→ **Job**:
Reproduce all entries precisely as they are written.
** start of Data **
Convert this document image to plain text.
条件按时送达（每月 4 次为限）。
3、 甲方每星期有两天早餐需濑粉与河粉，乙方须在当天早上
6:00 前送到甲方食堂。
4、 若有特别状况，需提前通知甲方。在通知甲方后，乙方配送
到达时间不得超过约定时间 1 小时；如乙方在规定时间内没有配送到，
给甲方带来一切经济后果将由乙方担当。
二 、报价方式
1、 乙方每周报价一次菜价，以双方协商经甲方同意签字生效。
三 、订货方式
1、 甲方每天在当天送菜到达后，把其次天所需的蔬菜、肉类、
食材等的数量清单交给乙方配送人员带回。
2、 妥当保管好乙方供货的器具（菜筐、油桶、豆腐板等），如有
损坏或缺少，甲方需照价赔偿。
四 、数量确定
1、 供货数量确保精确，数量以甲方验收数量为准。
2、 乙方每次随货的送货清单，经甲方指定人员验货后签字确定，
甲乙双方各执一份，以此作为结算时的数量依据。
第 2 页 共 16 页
** end of Data **
→ **Full solution**:
Convert this document image to plain text.
条件按时送达（每月 4 次为限）。
3、 甲方每星期有两天早餐需濑粉与河粉，乙方须在当天早上
6:00 前送到甲方食堂。
4、 若有特别状况，需提前通知甲方。在通知甲方后，乙方配送
到达时间不得超过约定时间 1 小时；如乙方在规定时间内没有配送到，
给甲方带来一切经济后果将由乙方担当。
二 、报价方式
1、 乙方每周报价一次菜价，以双方协商经甲方同意签字生效。
三 、订货方式
1、 甲方每天在当天送菜到达后，把其次天所需的蔬菜、肉类、
食材等的数量清单交给乙方配送人员带回。
2、 妥当保管好乙方供货的器具（菜筐、油桶、豆腐板等），如有
损坏或缺少，甲方需照价赔偿。
四 、数量确定
1、 供货数量确保精确，数量以甲方验收数量为准。
2、 乙方每次随货的送货清单，经甲方指定人员验货后签字确定，
甲乙双方各执一份，以此作为结算时的数量依据。
第 2 页 共 16 页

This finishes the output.